» PAGE:

-- START --

Intel's CEO Paul Otellini emphasized Intel's plan for embedded devices, as it is the fastest growing sector of the company's business. Naturally, this included smartphones and tablets.

Although Otellini glossed over smartphones saying that there wouldn't be a big announcement regarding those devices during the meeting, tablets naturally took part of the spotlight. Affirming that Intel is "on track" with developing chips for tablets, Otellini said that Intel is working on 35 designs for multiple operating systems, including Windows-based models already shipping. Demos of tablets running on MeeGo as well as Android would be on display at the investor meeting in Santa Clara.

Nevertheless, Otellini argued that the future of the tablet market is still undetermined:

The tablet race is nowhere near finished. No one knows the size of this market. It's not just about tablets but different variants of it...It will require a tremendous amount of experimentation here for several years.

-- END --

» GIVEN DATA:

-- START --

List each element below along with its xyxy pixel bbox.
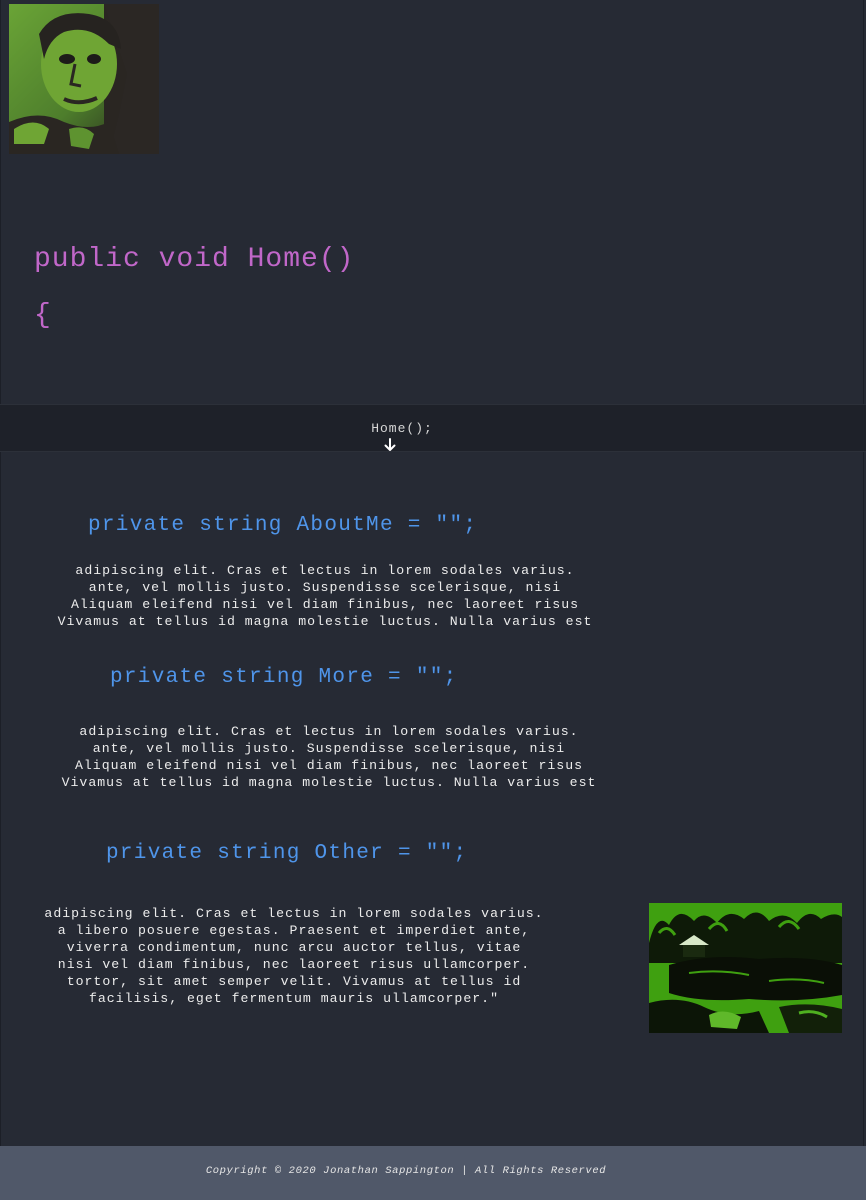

-- END --

» STATED EXERCISE: Extend the passage on Intel's tablet plans beyond its last sentence. The lines play no part here.

» RESULT:
But more interestingly, Otellini spoke extensively about smart TVs. Here's some of the highlights:

  • First smart TV products with Intel chips in 2010 were Google TV products
  • Another round of Google TV with Intel power is about to be launched
  • There are nine versions of smart TVs with Intel chips shipping today
  • Smart TV adoption is not as popular in U.S. as it is in Europe
  • The leaders in Europe are France's Free and Italy's Telecom Italia
  • Smart TV products are shipping at a rate of 10,000 per day

However, as with any computing device, security is a serious focus on all of these products. That even applies to smart TVs, which are a fraction of the overall Internet-connected device market, but as they become more popular and pervasive, Otellini said, they will become a target by hackers.

Briefly touching on the security breaches seen at Sony and Microsoft this year, Otellini stated that "security is under addressed and an increasingly important element of our industry." Security has to be a primary element on mobile devices as they "carry more of our lives with them" each day.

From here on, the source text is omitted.